--- begin Data provided ---

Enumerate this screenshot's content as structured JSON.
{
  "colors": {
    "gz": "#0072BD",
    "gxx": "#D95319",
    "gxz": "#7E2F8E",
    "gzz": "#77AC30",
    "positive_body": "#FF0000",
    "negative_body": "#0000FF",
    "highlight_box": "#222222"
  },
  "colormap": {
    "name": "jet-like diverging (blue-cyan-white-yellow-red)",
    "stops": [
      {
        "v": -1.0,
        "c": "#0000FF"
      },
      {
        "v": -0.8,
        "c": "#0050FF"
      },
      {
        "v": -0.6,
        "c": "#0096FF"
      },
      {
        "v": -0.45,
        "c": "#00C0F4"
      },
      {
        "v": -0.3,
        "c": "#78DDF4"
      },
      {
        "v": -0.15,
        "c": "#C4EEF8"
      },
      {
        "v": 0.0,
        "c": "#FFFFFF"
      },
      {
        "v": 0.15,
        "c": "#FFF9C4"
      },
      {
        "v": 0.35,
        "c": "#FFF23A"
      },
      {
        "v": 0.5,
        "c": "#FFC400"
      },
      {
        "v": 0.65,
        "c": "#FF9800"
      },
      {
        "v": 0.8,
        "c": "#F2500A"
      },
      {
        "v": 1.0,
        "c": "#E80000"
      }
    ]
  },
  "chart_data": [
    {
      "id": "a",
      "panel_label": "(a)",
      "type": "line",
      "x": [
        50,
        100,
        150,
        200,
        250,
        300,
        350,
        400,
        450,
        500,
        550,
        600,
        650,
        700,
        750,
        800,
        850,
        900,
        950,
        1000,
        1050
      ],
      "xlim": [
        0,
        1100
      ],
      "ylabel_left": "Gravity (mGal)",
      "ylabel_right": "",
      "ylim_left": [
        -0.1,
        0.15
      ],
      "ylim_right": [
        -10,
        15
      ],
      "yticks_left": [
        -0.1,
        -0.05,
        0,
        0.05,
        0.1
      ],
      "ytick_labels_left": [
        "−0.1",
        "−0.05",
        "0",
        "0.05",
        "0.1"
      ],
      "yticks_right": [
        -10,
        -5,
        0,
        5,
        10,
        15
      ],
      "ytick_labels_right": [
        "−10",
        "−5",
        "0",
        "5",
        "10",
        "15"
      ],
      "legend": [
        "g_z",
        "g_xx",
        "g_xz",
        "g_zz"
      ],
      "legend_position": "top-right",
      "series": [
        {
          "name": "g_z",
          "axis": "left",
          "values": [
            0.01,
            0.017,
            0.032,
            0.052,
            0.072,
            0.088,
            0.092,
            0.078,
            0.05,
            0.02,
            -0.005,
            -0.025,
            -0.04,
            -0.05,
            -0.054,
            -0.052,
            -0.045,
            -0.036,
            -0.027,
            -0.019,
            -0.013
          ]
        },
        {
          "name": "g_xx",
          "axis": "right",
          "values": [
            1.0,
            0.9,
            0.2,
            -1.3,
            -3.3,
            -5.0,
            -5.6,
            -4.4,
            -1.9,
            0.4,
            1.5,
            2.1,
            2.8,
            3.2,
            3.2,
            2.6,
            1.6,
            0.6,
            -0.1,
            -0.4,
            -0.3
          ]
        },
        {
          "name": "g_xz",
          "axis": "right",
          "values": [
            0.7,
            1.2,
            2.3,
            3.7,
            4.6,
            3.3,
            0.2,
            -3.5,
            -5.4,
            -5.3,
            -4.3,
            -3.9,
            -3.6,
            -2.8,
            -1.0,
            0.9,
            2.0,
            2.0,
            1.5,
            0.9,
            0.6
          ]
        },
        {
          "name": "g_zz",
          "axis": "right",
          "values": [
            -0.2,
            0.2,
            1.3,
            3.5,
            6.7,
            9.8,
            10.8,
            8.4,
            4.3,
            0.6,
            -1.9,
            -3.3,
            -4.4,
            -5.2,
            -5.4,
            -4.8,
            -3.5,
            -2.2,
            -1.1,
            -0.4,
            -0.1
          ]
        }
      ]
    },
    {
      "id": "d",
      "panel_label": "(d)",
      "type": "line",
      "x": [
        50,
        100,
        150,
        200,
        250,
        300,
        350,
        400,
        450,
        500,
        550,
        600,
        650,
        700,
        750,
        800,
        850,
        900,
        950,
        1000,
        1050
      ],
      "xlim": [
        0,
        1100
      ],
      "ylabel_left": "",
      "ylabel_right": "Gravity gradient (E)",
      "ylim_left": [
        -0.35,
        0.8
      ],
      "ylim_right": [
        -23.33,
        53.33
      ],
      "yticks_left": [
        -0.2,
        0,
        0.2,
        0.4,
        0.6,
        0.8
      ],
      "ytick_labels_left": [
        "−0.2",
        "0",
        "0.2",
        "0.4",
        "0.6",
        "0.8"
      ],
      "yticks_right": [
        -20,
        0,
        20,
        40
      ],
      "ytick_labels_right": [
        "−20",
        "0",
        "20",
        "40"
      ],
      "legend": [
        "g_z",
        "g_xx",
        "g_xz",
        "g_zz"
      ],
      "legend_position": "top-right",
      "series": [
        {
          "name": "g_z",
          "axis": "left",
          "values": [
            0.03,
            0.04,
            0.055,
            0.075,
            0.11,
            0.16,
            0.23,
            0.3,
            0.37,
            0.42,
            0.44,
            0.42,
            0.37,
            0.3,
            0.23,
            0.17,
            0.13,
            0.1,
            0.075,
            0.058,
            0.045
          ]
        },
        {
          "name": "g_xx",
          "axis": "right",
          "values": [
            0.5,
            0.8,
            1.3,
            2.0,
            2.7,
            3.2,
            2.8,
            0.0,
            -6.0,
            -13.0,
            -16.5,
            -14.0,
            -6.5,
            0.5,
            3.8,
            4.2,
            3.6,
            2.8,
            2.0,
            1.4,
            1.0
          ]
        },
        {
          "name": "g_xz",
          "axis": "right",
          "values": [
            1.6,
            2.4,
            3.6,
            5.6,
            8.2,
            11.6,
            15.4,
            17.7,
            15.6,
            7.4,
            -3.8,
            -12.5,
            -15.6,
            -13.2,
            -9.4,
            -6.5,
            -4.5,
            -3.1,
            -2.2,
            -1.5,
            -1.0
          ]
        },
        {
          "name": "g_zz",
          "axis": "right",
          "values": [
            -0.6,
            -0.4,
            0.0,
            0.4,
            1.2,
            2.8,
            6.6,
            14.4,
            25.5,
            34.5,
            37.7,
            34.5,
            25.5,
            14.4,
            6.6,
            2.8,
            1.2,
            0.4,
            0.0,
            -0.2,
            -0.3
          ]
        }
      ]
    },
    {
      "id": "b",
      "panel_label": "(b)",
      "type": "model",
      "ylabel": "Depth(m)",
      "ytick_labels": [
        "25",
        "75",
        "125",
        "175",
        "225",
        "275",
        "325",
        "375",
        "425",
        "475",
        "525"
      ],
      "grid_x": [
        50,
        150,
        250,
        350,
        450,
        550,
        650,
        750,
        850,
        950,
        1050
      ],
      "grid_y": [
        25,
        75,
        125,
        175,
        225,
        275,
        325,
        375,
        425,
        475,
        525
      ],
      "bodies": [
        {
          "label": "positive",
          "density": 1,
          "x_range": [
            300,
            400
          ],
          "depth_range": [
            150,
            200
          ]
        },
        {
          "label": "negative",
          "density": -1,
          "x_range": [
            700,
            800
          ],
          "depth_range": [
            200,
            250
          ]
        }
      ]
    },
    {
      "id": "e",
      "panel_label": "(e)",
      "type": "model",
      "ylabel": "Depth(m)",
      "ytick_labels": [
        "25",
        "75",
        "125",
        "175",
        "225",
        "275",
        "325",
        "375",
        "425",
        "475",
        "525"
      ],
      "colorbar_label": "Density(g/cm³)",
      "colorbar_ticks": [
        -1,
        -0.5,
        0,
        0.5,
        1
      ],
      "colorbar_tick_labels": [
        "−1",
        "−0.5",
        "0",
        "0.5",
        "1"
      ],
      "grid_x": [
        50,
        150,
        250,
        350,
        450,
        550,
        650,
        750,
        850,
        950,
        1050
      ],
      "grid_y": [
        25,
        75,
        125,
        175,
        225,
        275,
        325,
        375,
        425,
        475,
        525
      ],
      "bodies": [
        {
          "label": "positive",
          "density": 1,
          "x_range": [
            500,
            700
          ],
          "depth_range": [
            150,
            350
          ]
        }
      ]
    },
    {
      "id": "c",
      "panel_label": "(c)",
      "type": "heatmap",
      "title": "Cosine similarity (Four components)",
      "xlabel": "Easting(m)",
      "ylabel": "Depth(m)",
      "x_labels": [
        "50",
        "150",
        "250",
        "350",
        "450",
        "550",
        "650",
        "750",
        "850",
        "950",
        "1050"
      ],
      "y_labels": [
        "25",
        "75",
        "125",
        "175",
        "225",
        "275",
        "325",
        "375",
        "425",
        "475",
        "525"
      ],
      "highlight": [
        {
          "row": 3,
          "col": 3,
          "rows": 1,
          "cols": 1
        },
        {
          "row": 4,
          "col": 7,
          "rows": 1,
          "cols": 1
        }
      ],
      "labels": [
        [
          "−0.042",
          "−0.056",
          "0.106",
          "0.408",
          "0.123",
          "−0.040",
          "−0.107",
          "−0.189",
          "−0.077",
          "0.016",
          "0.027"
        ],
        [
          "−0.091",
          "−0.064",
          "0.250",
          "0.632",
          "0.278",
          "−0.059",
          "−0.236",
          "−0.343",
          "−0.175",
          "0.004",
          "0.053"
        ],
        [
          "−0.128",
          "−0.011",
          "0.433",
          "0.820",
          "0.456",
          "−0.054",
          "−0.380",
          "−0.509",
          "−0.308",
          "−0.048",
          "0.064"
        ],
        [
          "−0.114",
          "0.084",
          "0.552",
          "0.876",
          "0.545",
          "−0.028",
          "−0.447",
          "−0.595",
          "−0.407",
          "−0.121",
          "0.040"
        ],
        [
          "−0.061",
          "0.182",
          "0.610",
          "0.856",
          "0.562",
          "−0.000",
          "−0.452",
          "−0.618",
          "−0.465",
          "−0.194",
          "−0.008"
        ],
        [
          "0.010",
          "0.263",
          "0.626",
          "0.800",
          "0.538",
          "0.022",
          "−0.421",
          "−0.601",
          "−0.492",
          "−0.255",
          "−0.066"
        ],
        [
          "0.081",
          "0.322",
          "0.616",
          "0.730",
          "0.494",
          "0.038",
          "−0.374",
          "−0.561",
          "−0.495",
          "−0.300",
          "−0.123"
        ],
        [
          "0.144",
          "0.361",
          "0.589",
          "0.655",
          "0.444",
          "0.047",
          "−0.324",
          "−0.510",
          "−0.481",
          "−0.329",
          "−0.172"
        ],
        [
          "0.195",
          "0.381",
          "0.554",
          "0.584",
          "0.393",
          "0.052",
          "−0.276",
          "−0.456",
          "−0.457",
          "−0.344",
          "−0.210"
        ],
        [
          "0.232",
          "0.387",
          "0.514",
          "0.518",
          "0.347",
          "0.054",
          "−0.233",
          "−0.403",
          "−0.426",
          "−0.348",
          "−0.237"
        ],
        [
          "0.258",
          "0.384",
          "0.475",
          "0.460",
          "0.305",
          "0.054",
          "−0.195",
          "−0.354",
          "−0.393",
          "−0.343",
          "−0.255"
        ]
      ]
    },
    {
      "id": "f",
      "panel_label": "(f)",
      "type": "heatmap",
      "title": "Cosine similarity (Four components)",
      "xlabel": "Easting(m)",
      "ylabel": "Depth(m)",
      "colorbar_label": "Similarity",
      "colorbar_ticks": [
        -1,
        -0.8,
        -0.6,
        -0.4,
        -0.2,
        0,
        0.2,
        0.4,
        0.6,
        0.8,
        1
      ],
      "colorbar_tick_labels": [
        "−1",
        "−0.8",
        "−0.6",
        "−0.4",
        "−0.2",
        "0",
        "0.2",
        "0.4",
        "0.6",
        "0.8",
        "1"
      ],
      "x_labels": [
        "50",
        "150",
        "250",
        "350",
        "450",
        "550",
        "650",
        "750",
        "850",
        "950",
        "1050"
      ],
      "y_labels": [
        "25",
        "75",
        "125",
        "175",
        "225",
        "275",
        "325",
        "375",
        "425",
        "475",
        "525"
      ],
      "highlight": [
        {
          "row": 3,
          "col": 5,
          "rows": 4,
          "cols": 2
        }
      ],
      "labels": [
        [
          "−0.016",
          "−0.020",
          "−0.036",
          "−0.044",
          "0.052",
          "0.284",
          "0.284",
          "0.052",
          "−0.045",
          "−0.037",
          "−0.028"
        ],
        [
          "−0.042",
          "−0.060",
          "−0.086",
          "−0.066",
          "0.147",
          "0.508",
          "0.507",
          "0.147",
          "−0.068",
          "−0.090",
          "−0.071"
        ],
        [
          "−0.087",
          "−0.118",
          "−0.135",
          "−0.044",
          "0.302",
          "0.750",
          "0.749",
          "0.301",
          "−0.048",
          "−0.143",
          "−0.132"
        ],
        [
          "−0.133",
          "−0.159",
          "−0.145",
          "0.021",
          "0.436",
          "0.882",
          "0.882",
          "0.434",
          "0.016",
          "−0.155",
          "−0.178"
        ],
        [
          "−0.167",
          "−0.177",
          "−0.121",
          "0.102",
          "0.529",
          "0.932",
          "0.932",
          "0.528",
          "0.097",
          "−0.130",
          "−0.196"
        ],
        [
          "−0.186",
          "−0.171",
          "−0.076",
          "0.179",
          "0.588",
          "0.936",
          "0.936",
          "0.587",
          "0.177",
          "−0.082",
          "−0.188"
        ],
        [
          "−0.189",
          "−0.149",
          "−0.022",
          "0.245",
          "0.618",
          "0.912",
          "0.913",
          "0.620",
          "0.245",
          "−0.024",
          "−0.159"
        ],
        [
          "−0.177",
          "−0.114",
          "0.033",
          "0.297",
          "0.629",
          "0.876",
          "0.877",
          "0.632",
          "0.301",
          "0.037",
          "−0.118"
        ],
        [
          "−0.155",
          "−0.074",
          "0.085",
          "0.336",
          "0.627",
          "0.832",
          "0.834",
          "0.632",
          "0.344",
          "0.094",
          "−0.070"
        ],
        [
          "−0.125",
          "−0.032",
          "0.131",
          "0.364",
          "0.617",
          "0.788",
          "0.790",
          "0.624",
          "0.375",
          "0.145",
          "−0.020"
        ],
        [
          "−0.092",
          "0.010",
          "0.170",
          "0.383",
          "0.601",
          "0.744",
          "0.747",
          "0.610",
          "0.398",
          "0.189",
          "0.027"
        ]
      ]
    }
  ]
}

--- end Data provided ---

## Stated problem
From the listing, copy every line where the string "Gravity" appears.

## Answer to the task
      "ylabel_left": "Gravity (mGal)",
      "ylabel_right": "Gravity gradient (E)",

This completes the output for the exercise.